RECORDS SHOWN.
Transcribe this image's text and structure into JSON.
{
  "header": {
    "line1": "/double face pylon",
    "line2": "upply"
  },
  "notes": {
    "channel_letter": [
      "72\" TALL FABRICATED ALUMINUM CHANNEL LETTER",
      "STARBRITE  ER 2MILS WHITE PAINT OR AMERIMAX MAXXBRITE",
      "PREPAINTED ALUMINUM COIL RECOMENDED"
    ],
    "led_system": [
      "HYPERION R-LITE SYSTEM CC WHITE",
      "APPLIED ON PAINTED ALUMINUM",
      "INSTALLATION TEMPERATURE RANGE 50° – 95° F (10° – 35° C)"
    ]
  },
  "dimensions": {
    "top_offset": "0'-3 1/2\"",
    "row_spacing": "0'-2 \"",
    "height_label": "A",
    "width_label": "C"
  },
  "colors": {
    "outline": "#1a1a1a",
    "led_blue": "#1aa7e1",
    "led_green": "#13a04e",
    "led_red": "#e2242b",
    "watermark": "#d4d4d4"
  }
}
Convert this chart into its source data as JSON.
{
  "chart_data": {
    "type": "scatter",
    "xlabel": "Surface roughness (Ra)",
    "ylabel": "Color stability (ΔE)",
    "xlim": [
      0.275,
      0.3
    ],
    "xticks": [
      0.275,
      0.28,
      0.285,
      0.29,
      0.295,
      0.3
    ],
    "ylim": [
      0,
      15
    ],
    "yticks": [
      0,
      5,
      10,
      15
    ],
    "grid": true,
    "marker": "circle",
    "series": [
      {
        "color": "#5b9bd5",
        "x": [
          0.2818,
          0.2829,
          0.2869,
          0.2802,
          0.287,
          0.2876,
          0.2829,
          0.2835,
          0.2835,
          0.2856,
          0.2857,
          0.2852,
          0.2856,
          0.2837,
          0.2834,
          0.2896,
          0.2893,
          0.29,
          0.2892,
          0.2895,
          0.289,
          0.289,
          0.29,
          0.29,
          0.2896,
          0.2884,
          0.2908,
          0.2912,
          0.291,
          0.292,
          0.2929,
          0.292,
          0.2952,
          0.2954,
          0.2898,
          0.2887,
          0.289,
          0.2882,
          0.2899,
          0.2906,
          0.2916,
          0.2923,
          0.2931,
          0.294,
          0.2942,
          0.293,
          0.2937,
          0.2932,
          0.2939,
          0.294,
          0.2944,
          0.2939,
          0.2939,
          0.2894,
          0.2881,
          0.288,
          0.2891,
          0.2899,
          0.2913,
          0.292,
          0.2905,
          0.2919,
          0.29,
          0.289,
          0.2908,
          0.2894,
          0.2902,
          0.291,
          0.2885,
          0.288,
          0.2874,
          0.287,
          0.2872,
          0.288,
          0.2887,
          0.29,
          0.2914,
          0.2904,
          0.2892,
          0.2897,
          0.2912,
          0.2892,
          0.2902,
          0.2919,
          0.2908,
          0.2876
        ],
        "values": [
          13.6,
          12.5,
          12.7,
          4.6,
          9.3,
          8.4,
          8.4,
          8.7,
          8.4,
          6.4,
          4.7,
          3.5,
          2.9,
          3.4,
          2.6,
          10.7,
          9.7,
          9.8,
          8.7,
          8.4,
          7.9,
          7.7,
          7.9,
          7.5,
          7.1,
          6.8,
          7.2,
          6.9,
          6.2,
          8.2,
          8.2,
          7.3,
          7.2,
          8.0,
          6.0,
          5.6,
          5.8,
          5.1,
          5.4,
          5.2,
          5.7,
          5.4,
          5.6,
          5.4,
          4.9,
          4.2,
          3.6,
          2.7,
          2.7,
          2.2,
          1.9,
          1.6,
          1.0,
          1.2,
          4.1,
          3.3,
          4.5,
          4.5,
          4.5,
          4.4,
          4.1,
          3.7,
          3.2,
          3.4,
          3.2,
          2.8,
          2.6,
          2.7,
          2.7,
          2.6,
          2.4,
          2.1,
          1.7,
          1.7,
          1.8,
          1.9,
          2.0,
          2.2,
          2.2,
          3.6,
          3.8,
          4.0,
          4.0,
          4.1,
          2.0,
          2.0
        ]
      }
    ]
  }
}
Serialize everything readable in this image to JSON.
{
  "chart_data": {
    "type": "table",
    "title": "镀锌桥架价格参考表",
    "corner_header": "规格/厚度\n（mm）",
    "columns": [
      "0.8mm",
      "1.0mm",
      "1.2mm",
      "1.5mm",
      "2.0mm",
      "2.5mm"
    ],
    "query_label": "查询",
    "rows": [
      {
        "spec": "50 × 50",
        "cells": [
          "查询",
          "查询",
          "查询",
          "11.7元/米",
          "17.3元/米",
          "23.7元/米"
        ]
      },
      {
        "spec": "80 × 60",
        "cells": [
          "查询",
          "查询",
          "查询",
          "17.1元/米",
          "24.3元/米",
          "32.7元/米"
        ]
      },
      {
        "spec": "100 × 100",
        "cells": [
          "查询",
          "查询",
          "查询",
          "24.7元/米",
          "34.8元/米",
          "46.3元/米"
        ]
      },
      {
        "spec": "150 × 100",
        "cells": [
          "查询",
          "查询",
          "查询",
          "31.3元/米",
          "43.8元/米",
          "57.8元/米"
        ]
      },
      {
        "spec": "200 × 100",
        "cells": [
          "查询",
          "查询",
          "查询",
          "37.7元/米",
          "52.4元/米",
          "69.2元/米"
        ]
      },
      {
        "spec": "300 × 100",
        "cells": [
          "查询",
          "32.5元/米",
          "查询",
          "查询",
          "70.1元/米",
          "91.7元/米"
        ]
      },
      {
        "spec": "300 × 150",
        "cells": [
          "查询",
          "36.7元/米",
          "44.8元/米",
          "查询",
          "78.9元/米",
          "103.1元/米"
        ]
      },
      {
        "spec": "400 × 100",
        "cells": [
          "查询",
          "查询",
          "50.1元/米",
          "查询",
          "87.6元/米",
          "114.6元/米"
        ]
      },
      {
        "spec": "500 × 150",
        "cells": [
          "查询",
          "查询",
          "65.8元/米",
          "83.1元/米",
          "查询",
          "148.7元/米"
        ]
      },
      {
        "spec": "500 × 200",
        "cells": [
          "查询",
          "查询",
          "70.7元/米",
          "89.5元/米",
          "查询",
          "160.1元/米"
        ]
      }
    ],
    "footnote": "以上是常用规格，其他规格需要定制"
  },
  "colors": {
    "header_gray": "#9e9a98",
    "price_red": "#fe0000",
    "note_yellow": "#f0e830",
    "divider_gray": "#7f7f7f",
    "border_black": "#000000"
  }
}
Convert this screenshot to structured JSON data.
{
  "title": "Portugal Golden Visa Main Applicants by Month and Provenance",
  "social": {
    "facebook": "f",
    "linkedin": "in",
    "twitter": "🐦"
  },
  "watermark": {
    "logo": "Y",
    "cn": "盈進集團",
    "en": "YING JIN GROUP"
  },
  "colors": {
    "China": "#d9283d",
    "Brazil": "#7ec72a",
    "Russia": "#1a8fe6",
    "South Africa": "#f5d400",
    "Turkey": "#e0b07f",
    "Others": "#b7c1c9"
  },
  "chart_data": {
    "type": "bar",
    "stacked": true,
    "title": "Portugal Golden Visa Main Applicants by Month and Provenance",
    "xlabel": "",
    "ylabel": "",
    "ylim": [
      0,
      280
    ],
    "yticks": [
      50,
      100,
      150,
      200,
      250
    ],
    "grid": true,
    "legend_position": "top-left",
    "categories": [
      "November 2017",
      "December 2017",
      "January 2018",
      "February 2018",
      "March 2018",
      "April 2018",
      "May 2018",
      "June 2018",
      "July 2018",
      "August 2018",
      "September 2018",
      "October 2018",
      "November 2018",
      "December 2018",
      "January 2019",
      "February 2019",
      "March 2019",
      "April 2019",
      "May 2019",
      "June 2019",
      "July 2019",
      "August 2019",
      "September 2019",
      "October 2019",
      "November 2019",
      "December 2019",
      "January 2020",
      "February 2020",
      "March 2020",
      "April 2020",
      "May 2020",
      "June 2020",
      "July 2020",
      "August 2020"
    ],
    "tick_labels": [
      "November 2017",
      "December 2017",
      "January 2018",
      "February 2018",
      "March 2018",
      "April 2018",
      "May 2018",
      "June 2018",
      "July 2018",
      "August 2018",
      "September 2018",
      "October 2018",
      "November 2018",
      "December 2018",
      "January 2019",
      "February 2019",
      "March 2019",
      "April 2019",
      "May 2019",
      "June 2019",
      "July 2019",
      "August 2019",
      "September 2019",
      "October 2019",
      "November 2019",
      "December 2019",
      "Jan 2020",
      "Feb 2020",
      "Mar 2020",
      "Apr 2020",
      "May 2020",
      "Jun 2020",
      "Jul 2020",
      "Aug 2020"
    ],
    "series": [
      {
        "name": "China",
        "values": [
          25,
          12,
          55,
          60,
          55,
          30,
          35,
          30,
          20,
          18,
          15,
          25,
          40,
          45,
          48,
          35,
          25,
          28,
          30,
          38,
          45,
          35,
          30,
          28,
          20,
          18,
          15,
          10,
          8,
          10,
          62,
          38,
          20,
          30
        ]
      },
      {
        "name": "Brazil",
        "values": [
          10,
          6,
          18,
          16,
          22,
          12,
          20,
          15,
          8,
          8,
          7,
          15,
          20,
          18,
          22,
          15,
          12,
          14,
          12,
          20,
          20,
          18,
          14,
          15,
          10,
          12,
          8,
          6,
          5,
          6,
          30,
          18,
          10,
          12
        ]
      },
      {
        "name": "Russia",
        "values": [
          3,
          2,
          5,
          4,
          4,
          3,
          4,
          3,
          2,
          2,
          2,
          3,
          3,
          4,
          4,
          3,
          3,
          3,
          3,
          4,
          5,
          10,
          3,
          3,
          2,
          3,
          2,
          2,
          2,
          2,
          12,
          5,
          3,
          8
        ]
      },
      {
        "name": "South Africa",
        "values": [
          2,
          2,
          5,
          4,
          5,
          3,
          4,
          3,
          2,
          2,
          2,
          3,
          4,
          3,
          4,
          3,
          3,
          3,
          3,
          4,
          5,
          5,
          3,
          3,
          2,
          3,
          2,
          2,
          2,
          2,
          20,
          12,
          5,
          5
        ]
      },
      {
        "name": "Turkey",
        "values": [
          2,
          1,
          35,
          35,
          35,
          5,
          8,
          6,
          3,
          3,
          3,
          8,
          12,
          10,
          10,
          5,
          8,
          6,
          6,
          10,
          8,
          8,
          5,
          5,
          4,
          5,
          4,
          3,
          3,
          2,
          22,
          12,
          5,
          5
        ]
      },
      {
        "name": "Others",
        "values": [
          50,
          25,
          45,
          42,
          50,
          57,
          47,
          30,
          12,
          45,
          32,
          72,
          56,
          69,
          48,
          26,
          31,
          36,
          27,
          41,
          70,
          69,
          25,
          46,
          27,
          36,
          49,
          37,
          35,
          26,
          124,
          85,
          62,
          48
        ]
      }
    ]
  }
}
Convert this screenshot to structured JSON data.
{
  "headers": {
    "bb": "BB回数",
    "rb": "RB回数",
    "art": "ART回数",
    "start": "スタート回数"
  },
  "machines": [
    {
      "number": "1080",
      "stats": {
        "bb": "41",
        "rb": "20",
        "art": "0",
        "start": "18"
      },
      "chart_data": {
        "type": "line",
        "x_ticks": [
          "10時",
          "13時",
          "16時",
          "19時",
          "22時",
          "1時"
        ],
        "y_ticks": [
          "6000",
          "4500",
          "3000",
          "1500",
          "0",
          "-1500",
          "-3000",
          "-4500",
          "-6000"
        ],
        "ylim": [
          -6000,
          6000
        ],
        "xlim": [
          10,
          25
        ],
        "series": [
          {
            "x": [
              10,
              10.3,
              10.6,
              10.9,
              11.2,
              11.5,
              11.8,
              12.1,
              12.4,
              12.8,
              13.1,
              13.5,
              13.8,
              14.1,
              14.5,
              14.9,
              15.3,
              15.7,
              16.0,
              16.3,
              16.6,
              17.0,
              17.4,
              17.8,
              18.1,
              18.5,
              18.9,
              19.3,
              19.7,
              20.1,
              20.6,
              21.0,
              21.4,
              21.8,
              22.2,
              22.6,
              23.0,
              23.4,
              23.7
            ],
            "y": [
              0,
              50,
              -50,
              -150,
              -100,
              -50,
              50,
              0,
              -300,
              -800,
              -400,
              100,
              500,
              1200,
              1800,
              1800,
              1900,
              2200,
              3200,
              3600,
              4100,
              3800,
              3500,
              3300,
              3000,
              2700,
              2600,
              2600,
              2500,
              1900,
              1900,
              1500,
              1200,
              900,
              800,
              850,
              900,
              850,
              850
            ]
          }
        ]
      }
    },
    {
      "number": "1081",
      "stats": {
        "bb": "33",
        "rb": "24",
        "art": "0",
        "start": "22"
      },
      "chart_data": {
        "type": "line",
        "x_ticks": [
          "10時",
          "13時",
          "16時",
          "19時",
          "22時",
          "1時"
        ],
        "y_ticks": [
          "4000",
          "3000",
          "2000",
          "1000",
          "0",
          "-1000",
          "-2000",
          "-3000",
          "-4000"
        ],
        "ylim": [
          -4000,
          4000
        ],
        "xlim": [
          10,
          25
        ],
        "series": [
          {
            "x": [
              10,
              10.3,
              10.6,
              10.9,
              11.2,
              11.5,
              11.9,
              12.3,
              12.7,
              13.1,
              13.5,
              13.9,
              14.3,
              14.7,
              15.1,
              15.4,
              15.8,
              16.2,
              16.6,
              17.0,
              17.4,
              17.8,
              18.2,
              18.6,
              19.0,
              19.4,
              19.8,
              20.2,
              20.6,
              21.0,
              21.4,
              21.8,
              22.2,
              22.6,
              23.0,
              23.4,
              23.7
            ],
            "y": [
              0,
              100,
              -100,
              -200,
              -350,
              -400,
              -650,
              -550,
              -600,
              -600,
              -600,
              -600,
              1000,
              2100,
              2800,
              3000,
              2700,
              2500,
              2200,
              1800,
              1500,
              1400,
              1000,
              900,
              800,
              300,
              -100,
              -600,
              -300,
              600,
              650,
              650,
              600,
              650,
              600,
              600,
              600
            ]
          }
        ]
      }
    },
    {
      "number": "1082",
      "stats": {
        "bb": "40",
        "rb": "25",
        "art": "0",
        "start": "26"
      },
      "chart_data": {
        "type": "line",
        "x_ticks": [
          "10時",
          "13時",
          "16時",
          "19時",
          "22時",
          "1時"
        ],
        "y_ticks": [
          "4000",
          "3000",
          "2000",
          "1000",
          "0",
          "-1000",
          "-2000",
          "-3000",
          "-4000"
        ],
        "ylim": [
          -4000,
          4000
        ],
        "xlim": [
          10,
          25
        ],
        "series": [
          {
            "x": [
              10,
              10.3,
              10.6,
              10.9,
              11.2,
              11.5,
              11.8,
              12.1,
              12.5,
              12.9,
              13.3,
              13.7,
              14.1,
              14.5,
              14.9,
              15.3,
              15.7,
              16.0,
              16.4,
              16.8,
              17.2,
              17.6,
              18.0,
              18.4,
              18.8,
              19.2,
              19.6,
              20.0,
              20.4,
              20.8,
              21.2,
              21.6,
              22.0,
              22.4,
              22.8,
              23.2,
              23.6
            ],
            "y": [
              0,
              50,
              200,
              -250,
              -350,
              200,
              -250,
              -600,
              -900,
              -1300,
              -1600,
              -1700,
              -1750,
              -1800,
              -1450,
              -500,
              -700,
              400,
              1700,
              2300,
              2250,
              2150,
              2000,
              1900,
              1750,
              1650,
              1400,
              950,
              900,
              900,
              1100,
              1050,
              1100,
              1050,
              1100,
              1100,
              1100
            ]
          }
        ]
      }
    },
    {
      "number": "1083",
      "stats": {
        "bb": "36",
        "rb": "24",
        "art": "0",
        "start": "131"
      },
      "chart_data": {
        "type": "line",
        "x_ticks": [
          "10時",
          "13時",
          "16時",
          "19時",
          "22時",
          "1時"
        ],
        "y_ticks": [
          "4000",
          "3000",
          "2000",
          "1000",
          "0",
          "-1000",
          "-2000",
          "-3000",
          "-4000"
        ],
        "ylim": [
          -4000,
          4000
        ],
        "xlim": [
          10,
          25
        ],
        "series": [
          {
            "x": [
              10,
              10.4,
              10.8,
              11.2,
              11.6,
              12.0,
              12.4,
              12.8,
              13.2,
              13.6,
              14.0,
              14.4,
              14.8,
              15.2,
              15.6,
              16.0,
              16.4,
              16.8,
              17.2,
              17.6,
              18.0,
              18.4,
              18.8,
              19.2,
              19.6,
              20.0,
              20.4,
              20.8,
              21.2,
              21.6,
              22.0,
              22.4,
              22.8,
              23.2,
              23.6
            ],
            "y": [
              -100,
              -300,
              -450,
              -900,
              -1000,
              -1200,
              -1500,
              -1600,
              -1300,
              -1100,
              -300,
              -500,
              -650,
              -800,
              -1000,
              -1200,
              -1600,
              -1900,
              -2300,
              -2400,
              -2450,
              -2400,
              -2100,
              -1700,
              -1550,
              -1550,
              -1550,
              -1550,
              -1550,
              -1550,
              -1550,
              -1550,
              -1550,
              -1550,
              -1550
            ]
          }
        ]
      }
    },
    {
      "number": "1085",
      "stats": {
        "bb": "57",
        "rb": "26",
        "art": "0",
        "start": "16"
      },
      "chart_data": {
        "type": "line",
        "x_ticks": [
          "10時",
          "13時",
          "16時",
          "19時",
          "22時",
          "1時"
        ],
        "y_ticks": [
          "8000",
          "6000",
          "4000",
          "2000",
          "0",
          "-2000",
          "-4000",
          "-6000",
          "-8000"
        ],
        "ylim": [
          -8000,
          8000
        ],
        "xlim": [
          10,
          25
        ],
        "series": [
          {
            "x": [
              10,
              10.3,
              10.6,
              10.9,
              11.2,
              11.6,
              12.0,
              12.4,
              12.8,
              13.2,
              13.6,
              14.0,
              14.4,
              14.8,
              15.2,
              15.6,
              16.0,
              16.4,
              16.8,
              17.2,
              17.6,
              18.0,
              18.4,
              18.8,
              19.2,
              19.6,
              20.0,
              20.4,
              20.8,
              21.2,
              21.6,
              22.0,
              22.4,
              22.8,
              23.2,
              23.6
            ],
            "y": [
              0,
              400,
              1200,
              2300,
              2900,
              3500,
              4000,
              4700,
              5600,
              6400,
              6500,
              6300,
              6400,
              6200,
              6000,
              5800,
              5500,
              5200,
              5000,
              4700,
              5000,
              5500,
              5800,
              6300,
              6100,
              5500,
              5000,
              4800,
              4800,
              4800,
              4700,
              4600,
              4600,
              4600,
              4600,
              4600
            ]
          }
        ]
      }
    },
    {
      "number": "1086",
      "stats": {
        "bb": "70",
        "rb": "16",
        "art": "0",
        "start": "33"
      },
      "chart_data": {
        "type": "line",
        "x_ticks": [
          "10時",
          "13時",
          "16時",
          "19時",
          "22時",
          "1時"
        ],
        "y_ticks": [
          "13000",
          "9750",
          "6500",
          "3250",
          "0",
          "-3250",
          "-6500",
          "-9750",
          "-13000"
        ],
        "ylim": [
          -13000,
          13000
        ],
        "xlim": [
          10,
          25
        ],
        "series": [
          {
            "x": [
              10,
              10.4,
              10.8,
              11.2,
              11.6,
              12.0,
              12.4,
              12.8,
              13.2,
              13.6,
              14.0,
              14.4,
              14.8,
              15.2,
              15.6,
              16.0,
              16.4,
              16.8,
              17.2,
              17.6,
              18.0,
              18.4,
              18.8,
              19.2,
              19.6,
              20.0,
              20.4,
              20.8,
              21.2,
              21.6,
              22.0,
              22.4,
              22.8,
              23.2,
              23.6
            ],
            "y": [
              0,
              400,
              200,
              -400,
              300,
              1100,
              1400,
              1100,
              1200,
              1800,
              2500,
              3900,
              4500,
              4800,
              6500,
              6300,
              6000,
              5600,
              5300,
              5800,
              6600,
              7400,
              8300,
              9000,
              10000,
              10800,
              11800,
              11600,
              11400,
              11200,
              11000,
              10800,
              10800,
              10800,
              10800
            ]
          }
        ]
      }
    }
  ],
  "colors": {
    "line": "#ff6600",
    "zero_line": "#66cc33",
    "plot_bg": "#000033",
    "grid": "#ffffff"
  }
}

THE TASK. Calculate how many lines of the material include the string "name", and state that number by itself.

COMPLETE OUTPUT. 6